ИСХОДНЫЙ ТЕКСТ:
В рамках доминирующей в мире, включая Россию, парадигмы пенсионного обеспечения, сложившейся в XX в., набор ответов на вызовы старения хорошо известен и достаточно ограничен. Страны могут идти по пути сокращения уровня пенсий, повышения тарифов пенсионных взносов, расширения базы финансирования пенсий (например, вводя возможность уплаты взносов или налогов с любых источников доходов, а не только с зарплаты), а также - повышения фактического возраста назначения пенсии, который позволяет одновременно увеличить продолжительность уплаты взносов и сократить период получения пенсии [Holzmann, 2013; Harper, 2014; Bielecki et al., 2016]. Возможности при-

нятия этих решений определяются сложившимися характеристиками пенсионного обеспечения и их социально-экономической и социально-политической приемлемостью.

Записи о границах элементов

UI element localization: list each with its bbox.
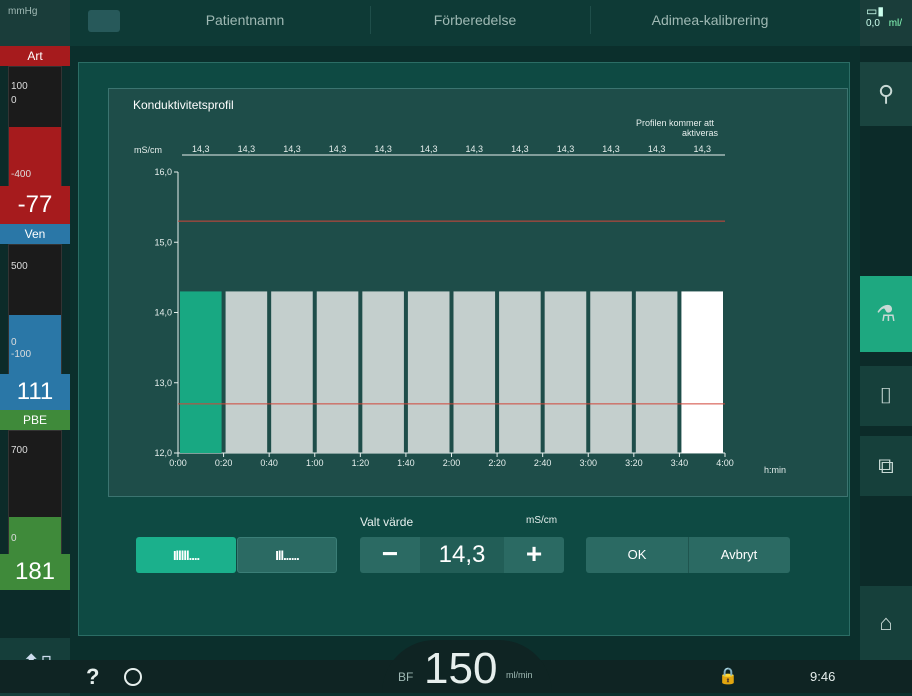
bar-value-label: 14,3 — [557, 144, 575, 154]
bar-value-label: 14,3 — [329, 144, 347, 154]
lock-icon[interactable]: 🔒 — [718, 666, 738, 686]
x-tick-label: 3:40 — [671, 458, 689, 468]
y-tick-label: 16,0 — [154, 167, 172, 177]
bf-unit: ml/min — [506, 670, 533, 680]
profile-bar — [225, 291, 268, 453]
profile-bar — [681, 291, 723, 453]
bar-value-label: 14,3 — [693, 144, 711, 154]
y-tick-label: 14,0 — [154, 308, 172, 318]
increase-button[interactable]: + — [504, 537, 564, 573]
x-tick-label: 3:20 — [625, 458, 643, 468]
x-tick-label: 3:00 — [579, 458, 597, 468]
profile-type-2-button[interactable]: Ill...... — [237, 537, 337, 573]
bar-value-label: 14,3 — [192, 144, 210, 154]
profile-bar — [635, 291, 678, 453]
bar-value-label: 14,3 — [374, 144, 392, 154]
x-tick-label: 1:20 — [352, 458, 370, 468]
bar-value-label: 14,3 — [602, 144, 620, 154]
value-stepper[interactable]: − 14,3 + — [360, 537, 564, 573]
profile-bar — [590, 291, 632, 453]
profile-type-1-button[interactable]: Illlll.... — [136, 537, 236, 573]
y-tick-label: 15,0 — [154, 237, 172, 247]
profile-bar — [362, 291, 404, 453]
decrease-button[interactable]: − — [360, 537, 420, 573]
x-tick-label: 1:40 — [397, 458, 415, 468]
selected-value[interactable]: 14,3 — [420, 537, 504, 573]
timer-icon[interactable] — [124, 668, 142, 686]
selected-value-unit: mS/cm — [526, 515, 558, 526]
y-tick-label: 12,0 — [154, 448, 172, 458]
bf-value: 150 — [424, 644, 498, 693]
x-tick-label: 0:40 — [260, 458, 278, 468]
bar-value-label: 14,3 — [420, 144, 438, 154]
profile-decreasing-icon: Illlll.... — [172, 547, 200, 563]
y-tick-label: 13,0 — [154, 378, 172, 388]
x-tick-label: 2:40 — [534, 458, 552, 468]
profile-bar — [407, 291, 450, 453]
bar-value-label: 14,3 — [648, 144, 666, 154]
x-tick-label: 4:00 — [716, 458, 734, 468]
bar-value-label: 14,3 — [238, 144, 256, 154]
profile-bar — [544, 291, 587, 453]
selected-value-label: Valt värde — [360, 515, 414, 529]
clock-time: 9:46 — [810, 669, 836, 684]
profile-bar — [316, 291, 359, 453]
profile-bar — [453, 291, 496, 453]
ok-button[interactable]: OK — [586, 537, 689, 573]
cancel-button[interactable]: Avbryt — [688, 537, 790, 573]
ok-cancel-group: OK Avbryt — [586, 537, 790, 573]
blood-flow[interactable]: BF 150 ml/min — [382, 640, 552, 693]
x-tick-label: 2:20 — [488, 458, 506, 468]
profile-bar — [499, 291, 541, 453]
bar-value-label: 14,3 — [283, 144, 301, 154]
profile-step-icon: Ill...... — [275, 547, 299, 563]
help-button[interactable]: ? — [86, 664, 99, 690]
profile-bar — [271, 291, 313, 453]
x-tick-label: 2:00 — [443, 458, 461, 468]
x-tick-label: 0:00 — [169, 458, 187, 468]
bf-label: BF — [398, 670, 414, 684]
x-tick-label: 1:00 — [306, 458, 324, 468]
x-tick-label: 0:20 — [215, 458, 233, 468]
profile-bar[interactable] — [180, 291, 222, 453]
bar-value-label: 14,3 — [511, 144, 529, 154]
conductivity-chart[interactable]: 16,0 15,0 14,0 13,0 12,00:00 0:20 0:40 1:00 1:20… — [0, 0, 912, 693]
bar-value-label: 14,3 — [466, 144, 484, 154]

ЧТО СДЕЛАТЬ:
(1) Сверьте с текстом о пенсиях три утверждения: (a) набор ответов на вызовы старения в рамках этой парадигмы ограничен; (b) повышение фактического возраста назначения пенсии сокращает срок уплаты взносов; (c) эта парадигма сложилась в XIX веке. Для каждого напишите «да» или «нет» и приведите решающие слова текста дословно.
(2) Выведите из текста о пенсиях всё, начиная со слов «В рамках доминирующей» и вплоть до слов «и социально-политической приемлемостью.», ничего не меняя.
(3) С каких доходов, согласно примеру в тексте о пенсиях, можно разрешить платить взносы или налоги, чтобы расширить базу финансирования пенсий?
Материал тут ни при чём.

ОТВЕТЫ К ЗАДАНИЯМ:
(1)
(a) Да: «хорошо известен и достаточно ограничен».
(b) Нет: «позволяет одновременно увеличить продолжительность уплаты взносов и сократить период получения пенсии».
(c) Нет: «сложившейся в XX в.».

(2)
В рамках доминирующей в мире, включая Россию, парадигмы пенсионного обеспечения, сложившейся в XX в., набор ответов на вызовы старения хорошо известен и достаточно ограничен. Страны могут идти по пути сокращения уровня пенсий, повышения тарифов пенсионных взносов, расширения базы финансирования пенсий (например, вводя возможность уплаты взносов или налогов с любых источников доходов, а не только с зарплаты), а также - повышения фактического возраста назначения пенсии, который позволяет одновременно увеличить продолжительность уплаты взносов и сократить период получения пенсии [Holzmann, 2013; Harper, 2014; Bielecki et al., 2016]. Возможности при-

нятия этих решений определяются сложившимися характеристиками пенсионного обеспечения и их социально-экономической и социально-политической приемлемостью.

(3) С любых источников доходов, а не только с зарплаты.